(Saved data entries)
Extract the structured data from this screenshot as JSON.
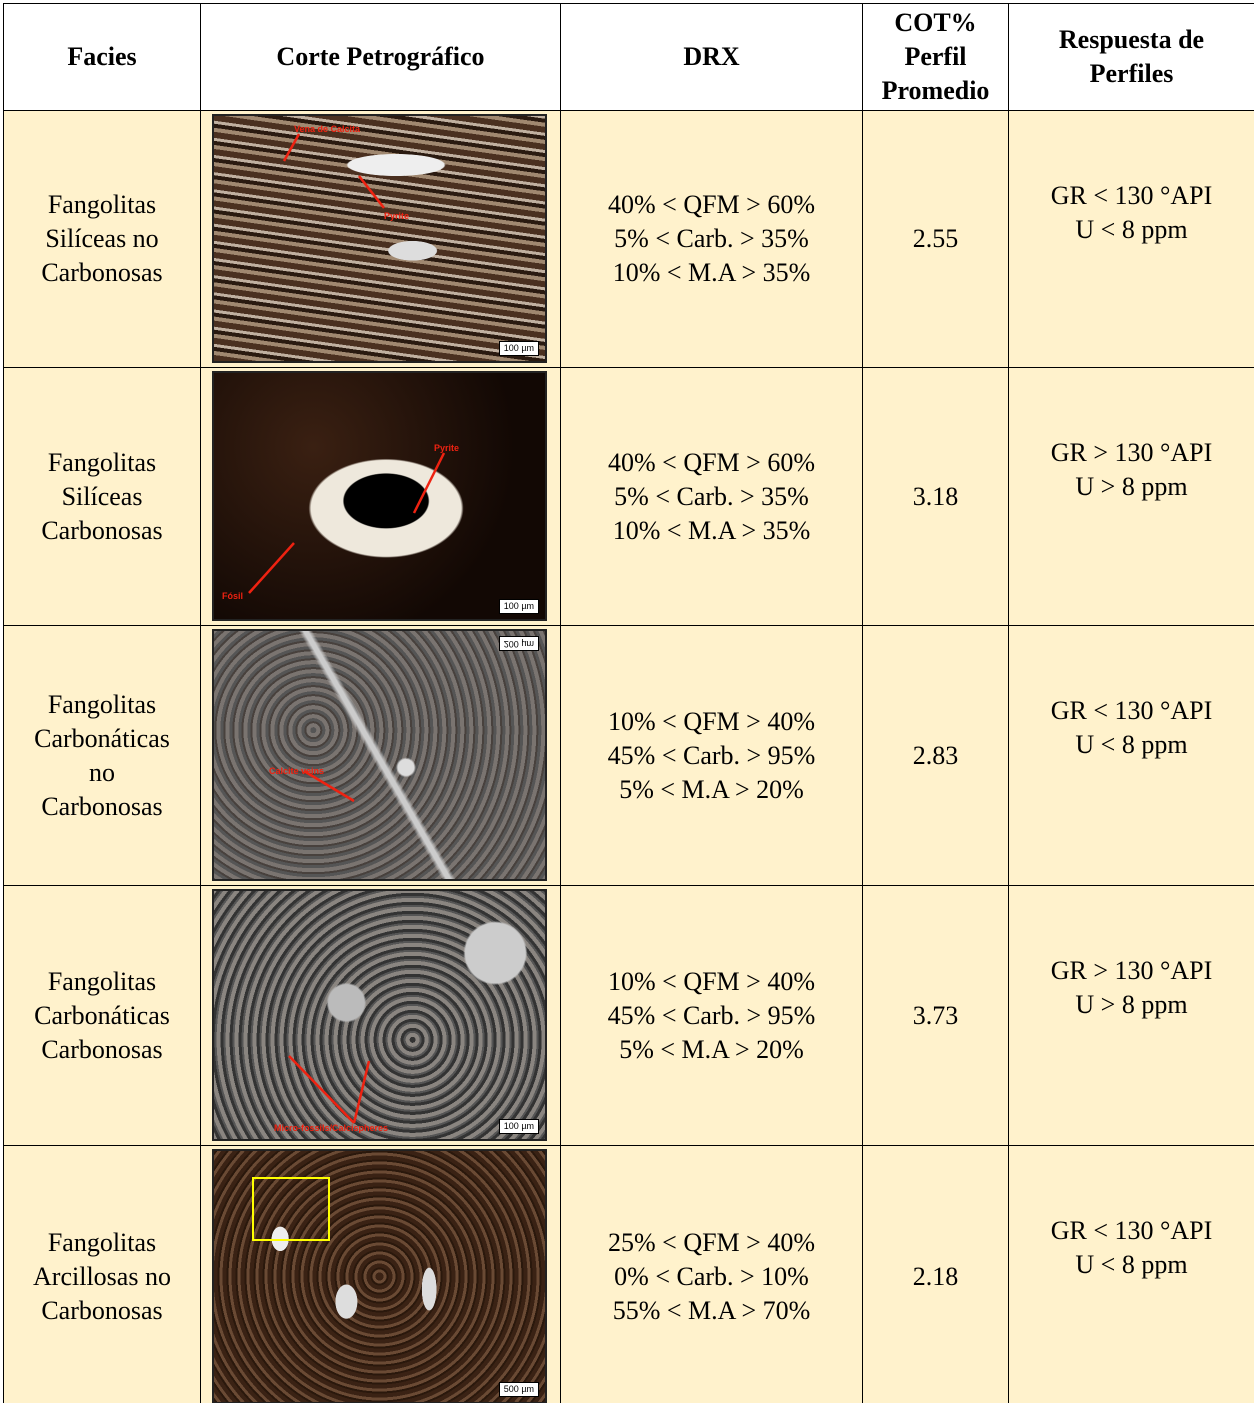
{
  "table": {
    "header": [
      [
        "Facies"
      ],
      [
        "Corte Petrográfico"
      ],
      [
        "DRX"
      ],
      [
        "COT%",
        "Perfil",
        "Promedio"
      ],
      [
        "Respuesta de",
        "Perfiles"
      ]
    ],
    "rows": [
      {
        "facies": [
          "Fangolitas",
          "Silíceas no",
          "Carbonosas"
        ],
        "image": {
          "scale": "100 µm",
          "labels": [
            "Vena de Calcita",
            "Pyrite"
          ]
        },
        "drx": [
          "40% < QFM > 60%",
          "5% < Carb. > 35%",
          "10% < M.A > 35%"
        ],
        "cot": 2.55,
        "logs": [
          "GR < 130 °API",
          "U < 8 ppm"
        ]
      },
      {
        "facies": [
          "Fangolitas",
          "Silíceas",
          "Carbonosas"
        ],
        "image": {
          "scale": "100 µm",
          "labels": [
            "Pyrite",
            "Fósil"
          ]
        },
        "drx": [
          "40% < QFM > 60%",
          "5% < Carb. > 35%",
          "10% < M.A > 35%"
        ],
        "cot": 3.18,
        "logs": [
          "GR > 130 °API",
          "U > 8 ppm"
        ]
      },
      {
        "facies": [
          "Fangolitas",
          "Carbonáticas",
          "no",
          "Carbonosas"
        ],
        "image": {
          "scale": "200 µm",
          "labels": [
            "Calcite veins"
          ]
        },
        "drx": [
          "10% < QFM > 40%",
          "45% < Carb. > 95%",
          "5% < M.A > 20%"
        ],
        "cot": 2.83,
        "logs": [
          "GR < 130 °API",
          "U < 8 ppm"
        ]
      },
      {
        "facies": [
          "Fangolitas",
          "Carbonáticas",
          "Carbonosas"
        ],
        "image": {
          "scale": "100 µm",
          "labels": [
            "Micro-fossils/Calcispheres"
          ]
        },
        "drx": [
          "10% < QFM > 40%",
          "45% < Carb. > 95%",
          "5% < M.A > 20%"
        ],
        "cot": 3.73,
        "logs": [
          "GR > 130 °API",
          "U > 8 ppm"
        ]
      },
      {
        "facies": [
          "Fangolitas",
          "Arcillosas no",
          "Carbonosas"
        ],
        "image": {
          "scale": "500 µm",
          "labels": []
        },
        "drx": [
          "25% < QFM > 40%",
          "0% < Carb. > 10%",
          "55% < M.A > 70%"
        ],
        "cot": 2.18,
        "logs": [
          "GR < 130 °API",
          "U < 8 ppm"
        ]
      }
    ]
  }
}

Aim of the exercise
Leaving aside the images, write out the entries above word for word.

Written reply
Extract the structured data from this screenshot as JSON.
{
  "table": {
    "header": [
      [
        "Facies"
      ],
      [
        "Corte Petrográfico"
      ],
      [
        "DRX"
      ],
      [
        "COT%",
        "Perfil",
        "Promedio"
      ],
      [
        "Respuesta de",
        "Perfiles"
      ]
    ],
    "rows": [
      {
        "facies": [
          "Fangolitas",
          "Silíceas no",
          "Carbonosas"
        ],
        "image": {
          "scale": "100 µm",
          "labels": [
            "Vena de Calcita",
            "Pyrite"
          ]
        },
        "drx": [
          "40% < QFM > 60%",
          "5% < Carb. > 35%",
          "10% < M.A > 35%"
        ],
        "cot": 2.55,
        "logs": [
          "GR < 130 °API",
          "U < 8 ppm"
        ]
      },
      {
        "facies": [
          "Fangolitas",
          "Silíceas",
          "Carbonosas"
        ],
        "image": {
          "scale": "100 µm",
          "labels": [
            "Pyrite",
            "Fósil"
          ]
        },
        "drx": [
          "40% < QFM > 60%",
          "5% < Carb. > 35%",
          "10% < M.A > 35%"
        ],
        "cot": 3.18,
        "logs": [
          "GR > 130 °API",
          "U > 8 ppm"
        ]
      },
      {
        "facies": [
          "Fangolitas",
          "Carbonáticas",
          "no",
          "Carbonosas"
        ],
        "image": {
          "scale": "200 µm",
          "labels": [
            "Calcite veins"
          ]
        },
        "drx": [
          "10% < QFM > 40%",
          "45% < Carb. > 95%",
          "5% < M.A > 20%"
        ],
        "cot": 2.83,
        "logs": [
          "GR < 130 °API",
          "U < 8 ppm"
        ]
      },
      {
        "facies": [
          "Fangolitas",
          "Carbonáticas",
          "Carbonosas"
        ],
        "image": {
          "scale": "100 µm",
          "labels": [
            "Micro-fossils/Calcispheres"
          ]
        },
        "drx": [
          "10% < QFM > 40%",
          "45% < Carb. > 95%",
          "5% < M.A > 20%"
        ],
        "cot": 3.73,
        "logs": [
          "GR > 130 °API",
          "U > 8 ppm"
        ]
      },
      {
        "facies": [
          "Fangolitas",
          "Arcillosas no",
          "Carbonosas"
        ],
        "image": {
          "scale": "500 µm",
          "labels": []
        },
        "drx": [
          "25% < QFM > 40%",
          "0% < Carb. > 10%",
          "55% < M.A > 70%"
        ],
        "cot": 2.18,
        "logs": [
          "GR < 130 °API",
          "U < 8 ppm"
        ]
      }
    ]
  }
}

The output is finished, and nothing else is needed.